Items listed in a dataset
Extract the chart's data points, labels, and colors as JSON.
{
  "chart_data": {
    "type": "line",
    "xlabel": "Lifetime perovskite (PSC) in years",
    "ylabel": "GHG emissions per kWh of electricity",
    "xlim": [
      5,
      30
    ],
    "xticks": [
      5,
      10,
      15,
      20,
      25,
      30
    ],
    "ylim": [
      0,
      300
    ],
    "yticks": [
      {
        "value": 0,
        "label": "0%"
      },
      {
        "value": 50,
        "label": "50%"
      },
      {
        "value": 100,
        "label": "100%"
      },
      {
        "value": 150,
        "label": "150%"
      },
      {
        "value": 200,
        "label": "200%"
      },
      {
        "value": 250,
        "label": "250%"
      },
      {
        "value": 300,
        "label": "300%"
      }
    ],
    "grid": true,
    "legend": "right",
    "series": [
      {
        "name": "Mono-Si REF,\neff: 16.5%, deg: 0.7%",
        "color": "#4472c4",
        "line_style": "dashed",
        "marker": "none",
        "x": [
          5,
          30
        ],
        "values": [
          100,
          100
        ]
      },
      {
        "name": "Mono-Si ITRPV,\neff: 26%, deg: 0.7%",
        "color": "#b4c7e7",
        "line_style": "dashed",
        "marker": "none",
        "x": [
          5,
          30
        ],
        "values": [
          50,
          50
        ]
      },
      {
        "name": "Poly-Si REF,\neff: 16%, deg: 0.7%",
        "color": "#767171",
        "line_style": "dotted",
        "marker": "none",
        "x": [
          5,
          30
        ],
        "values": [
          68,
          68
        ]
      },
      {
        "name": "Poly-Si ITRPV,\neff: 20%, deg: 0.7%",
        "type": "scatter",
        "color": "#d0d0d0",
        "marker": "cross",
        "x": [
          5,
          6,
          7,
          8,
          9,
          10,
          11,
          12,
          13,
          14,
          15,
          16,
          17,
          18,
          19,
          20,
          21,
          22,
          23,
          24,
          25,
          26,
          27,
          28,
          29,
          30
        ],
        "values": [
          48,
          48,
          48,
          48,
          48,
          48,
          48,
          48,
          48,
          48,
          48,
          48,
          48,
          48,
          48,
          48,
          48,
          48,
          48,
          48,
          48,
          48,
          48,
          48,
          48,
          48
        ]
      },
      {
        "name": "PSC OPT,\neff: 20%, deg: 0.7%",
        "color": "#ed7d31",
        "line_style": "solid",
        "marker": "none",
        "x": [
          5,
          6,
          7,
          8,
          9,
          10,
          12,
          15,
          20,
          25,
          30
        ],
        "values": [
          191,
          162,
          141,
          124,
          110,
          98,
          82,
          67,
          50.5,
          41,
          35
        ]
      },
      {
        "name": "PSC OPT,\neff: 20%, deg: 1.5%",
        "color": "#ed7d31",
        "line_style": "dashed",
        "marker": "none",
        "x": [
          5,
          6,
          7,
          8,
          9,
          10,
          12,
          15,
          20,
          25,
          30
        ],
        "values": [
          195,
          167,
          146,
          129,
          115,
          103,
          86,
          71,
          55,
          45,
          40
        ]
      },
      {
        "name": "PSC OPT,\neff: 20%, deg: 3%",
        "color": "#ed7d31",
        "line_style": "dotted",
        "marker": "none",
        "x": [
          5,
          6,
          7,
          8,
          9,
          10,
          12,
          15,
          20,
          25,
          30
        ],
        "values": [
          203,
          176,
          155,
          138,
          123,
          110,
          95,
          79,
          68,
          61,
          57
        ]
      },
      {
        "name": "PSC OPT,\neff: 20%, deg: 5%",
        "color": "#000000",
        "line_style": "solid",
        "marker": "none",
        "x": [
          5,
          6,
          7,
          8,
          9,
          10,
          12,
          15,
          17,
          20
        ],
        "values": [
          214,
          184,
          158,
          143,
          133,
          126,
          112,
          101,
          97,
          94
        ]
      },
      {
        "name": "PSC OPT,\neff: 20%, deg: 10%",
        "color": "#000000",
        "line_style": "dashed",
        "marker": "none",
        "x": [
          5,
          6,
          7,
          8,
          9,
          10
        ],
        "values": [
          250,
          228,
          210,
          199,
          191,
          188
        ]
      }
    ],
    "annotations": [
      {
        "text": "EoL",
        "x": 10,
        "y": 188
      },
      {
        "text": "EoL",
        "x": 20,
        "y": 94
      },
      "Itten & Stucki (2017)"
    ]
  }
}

■ Task requirements ■
Print all of the entries exactly as they appear.

■ Reply to the task ■
Extract the chart's data points, labels, and colors as JSON.
{
  "chart_data": {
    "type": "line",
    "xlabel": "Lifetime perovskite (PSC) in years",
    "ylabel": "GHG emissions per kWh of electricity",
    "xlim": [
      5,
      30
    ],
    "xticks": [
      5,
      10,
      15,
      20,
      25,
      30
    ],
    "ylim": [
      0,
      300
    ],
    "yticks": [
      {
        "value": 0,
        "label": "0%"
      },
      {
        "value": 50,
        "label": "50%"
      },
      {
        "value": 100,
        "label": "100%"
      },
      {
        "value": 150,
        "label": "150%"
      },
      {
        "value": 200,
        "label": "200%"
      },
      {
        "value": 250,
        "label": "250%"
      },
      {
        "value": 300,
        "label": "300%"
      }
    ],
    "grid": true,
    "legend": "right",
    "series": [
      {
        "name": "Mono-Si REF,\neff: 16.5%, deg: 0.7%",
        "color": "#4472c4",
        "line_style": "dashed",
        "marker": "none",
        "x": [
          5,
          30
        ],
        "values": [
          100,
          100
        ]
      },
      {
        "name": "Mono-Si ITRPV,\neff: 26%, deg: 0.7%",
        "color": "#b4c7e7",
        "line_style": "dashed",
        "marker": "none",
        "x": [
          5,
          30
        ],
        "values": [
          50,
          50
        ]
      },
      {
        "name": "Poly-Si REF,\neff: 16%, deg: 0.7%",
        "color": "#767171",
        "line_style": "dotted",
        "marker": "none",
        "x": [
          5,
          30
        ],
        "values": [
          68,
          68
        ]
      },
      {
        "name": "Poly-Si ITRPV,\neff: 20%, deg: 0.7%",
        "type": "scatter",
        "color": "#d0d0d0",
        "marker": "cross",
        "x": [
          5,
          6,
          7,
          8,
          9,
          10,
          11,
          12,
          13,
          14,
          15,
          16,
          17,
          18,
          19,
          20,
          21,
          22,
          23,
          24,
          25,
          26,
          27,
          28,
          29,
          30
        ],
        "values": [
          48,
          48,
          48,
          48,
          48,
          48,
          48,
          48,
          48,
          48,
          48,
          48,
          48,
          48,
          48,
          48,
          48,
          48,
          48,
          48,
          48,
          48,
          48,
          48,
          48,
          48
        ]
      },
      {
        "name": "PSC OPT,\neff: 20%, deg: 0.7%",
        "color": "#ed7d31",
        "line_style": "solid",
        "marker": "none",
        "x": [
          5,
          6,
          7,
          8,
          9,
          10,
          12,
          15,
          20,
          25,
          30
        ],
        "values": [
          191,
          162,
          141,
          124,
          110,
          98,
          82,
          67,
          50.5,
          41,
          35
        ]
      },
      {
        "name": "PSC OPT,\neff: 20%, deg: 1.5%",
        "color": "#ed7d31",
        "line_style": "dashed",
        "marker": "none",
        "x": [
          5,
          6,
          7,
          8,
          9,
          10,
          12,
          15,
          20,
          25,
          30
        ],
        "values": [
          195,
          167,
          146,
          129,
          115,
          103,
          86,
          71,
          55,
          45,
          40
        ]
      },
      {
        "name": "PSC OPT,\neff: 20%, deg: 3%",
        "color": "#ed7d31",
        "line_style": "dotted",
        "marker": "none",
        "x": [
          5,
          6,
          7,
          8,
          9,
          10,
          12,
          15,
          20,
          25,
          30
        ],
        "values": [
          203,
          176,
          155,
          138,
          123,
          110,
          95,
          79,
          68,
          61,
          57
        ]
      },
      {
        "name": "PSC OPT,\neff: 20%, deg: 5%",
        "color": "#000000",
        "line_style": "solid",
        "marker": "none",
        "x": [
          5,
          6,
          7,
          8,
          9,
          10,
          12,
          15,
          17,
          20
        ],
        "values": [
          214,
          184,
          158,
          143,
          133,
          126,
          112,
          101,
          97,
          94
        ]
      },
      {
        "name": "PSC OPT,\neff: 20%, deg: 10%",
        "color": "#000000",
        "line_style": "dashed",
        "marker": "none",
        "x": [
          5,
          6,
          7,
          8,
          9,
          10
        ],
        "values": [
          250,
          228,
          210,
          199,
          191,
          188
        ]
      }
    ],
    "annotations": [
      {
        "text": "EoL",
        "x": 10,
        "y": 188
      },
      {
        "text": "EoL",
        "x": 20,
        "y": 94
      },
      "Itten & Stucki (2017)"
    ]
  }
}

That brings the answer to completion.